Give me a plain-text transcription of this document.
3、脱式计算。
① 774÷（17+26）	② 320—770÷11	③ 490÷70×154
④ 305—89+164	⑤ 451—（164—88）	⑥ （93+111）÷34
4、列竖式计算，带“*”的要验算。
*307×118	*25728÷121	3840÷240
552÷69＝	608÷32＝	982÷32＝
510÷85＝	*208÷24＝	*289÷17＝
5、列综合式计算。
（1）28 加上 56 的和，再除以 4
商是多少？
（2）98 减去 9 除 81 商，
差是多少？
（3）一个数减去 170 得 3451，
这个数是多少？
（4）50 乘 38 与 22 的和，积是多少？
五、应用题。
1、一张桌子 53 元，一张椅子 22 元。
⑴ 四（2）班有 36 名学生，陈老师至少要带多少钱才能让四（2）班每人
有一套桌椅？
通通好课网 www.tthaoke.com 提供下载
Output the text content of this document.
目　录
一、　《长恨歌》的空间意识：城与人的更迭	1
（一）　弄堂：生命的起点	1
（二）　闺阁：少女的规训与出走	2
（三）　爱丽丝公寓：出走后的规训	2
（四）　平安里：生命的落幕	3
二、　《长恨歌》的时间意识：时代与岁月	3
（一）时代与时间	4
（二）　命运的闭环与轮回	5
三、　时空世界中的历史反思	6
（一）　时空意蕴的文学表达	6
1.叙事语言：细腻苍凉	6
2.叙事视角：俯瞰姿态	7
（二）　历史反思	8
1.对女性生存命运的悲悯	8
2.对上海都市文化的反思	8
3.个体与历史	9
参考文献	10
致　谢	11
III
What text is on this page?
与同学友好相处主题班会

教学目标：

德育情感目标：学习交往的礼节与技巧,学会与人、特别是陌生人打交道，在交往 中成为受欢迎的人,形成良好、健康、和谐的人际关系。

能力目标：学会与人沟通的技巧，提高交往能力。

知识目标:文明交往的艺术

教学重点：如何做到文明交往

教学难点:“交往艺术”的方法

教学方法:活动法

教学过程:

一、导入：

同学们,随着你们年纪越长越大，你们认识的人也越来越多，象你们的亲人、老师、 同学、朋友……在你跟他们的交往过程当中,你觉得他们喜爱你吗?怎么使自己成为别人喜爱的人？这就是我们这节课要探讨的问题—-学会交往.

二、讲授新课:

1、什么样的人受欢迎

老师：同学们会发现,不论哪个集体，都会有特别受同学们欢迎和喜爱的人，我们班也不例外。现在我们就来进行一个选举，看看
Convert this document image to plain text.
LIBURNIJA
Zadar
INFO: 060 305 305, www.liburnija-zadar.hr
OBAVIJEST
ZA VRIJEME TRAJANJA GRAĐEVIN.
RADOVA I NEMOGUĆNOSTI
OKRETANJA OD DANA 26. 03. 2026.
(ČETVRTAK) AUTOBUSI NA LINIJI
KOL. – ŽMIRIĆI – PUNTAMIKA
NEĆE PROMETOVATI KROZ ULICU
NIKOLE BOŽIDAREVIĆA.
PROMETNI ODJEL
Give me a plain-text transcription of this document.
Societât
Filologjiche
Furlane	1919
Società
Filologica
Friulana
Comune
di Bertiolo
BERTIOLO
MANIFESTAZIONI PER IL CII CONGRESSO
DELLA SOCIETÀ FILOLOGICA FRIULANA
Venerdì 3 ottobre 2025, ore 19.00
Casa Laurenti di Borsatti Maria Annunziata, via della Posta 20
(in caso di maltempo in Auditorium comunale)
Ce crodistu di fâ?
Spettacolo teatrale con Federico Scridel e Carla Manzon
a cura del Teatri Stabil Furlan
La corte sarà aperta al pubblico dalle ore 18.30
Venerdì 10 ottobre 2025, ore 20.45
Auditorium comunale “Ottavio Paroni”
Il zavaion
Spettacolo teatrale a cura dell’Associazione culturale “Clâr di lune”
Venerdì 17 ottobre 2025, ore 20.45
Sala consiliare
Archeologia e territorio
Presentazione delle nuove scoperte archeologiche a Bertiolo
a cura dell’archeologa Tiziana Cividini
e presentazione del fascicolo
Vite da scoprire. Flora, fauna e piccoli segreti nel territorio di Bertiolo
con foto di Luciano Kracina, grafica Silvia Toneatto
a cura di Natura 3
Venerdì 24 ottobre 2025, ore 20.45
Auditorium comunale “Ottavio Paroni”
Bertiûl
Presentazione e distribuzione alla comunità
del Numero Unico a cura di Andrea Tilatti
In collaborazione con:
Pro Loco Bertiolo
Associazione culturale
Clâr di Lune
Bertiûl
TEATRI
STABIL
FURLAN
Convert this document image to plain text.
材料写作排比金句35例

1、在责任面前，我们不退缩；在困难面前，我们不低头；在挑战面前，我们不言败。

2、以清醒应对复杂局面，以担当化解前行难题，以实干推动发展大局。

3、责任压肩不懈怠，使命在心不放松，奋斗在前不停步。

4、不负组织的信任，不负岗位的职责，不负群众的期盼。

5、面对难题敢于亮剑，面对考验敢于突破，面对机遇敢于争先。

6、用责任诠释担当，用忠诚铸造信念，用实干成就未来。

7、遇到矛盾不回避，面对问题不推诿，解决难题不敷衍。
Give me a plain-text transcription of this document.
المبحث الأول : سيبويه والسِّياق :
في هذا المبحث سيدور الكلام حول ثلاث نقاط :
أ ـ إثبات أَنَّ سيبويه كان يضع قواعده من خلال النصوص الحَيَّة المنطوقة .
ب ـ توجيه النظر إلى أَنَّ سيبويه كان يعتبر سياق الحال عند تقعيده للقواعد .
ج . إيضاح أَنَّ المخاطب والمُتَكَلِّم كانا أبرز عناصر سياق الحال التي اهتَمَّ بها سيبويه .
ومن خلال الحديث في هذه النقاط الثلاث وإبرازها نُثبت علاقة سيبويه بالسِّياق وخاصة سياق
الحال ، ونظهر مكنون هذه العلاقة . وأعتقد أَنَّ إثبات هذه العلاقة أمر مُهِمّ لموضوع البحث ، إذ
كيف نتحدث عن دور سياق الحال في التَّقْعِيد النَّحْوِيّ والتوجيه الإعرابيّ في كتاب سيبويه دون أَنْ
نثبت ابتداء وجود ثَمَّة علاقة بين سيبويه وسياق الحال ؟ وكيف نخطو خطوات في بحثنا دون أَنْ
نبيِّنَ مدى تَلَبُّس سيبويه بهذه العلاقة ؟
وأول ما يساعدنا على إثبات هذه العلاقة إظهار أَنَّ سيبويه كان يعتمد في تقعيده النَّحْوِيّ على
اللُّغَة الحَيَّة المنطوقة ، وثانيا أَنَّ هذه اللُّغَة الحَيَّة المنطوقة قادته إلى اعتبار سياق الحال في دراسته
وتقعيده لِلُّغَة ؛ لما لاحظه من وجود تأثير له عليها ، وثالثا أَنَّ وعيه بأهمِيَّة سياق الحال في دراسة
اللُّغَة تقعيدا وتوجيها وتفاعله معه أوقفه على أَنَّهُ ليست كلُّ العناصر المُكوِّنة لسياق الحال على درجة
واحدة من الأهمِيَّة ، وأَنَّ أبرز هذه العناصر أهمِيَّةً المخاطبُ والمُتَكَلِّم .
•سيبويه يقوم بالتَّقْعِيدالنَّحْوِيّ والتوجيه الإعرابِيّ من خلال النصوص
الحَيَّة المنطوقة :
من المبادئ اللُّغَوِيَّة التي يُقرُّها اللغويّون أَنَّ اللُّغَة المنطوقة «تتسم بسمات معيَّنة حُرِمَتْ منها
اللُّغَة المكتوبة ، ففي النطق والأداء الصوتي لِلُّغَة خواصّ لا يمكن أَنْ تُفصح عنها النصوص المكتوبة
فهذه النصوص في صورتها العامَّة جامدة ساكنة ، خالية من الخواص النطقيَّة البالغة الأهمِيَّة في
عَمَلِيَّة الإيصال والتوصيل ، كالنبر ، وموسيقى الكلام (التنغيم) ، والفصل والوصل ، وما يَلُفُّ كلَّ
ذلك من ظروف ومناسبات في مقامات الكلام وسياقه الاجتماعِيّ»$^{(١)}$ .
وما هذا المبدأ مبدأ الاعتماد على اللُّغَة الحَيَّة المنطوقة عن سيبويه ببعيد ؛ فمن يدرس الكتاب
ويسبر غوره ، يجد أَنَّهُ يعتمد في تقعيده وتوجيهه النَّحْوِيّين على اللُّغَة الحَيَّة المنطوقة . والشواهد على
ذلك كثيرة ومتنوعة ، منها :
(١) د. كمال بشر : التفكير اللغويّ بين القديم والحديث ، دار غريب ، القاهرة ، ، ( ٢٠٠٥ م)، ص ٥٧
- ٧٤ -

######

From the entries above, copy every line containing the word "teatrale".

Spettacolo teatrale con Federico Scridel e Carla Manzon
Spettacolo teatrale a cura dell’Associazione culturale “Clâr di lune”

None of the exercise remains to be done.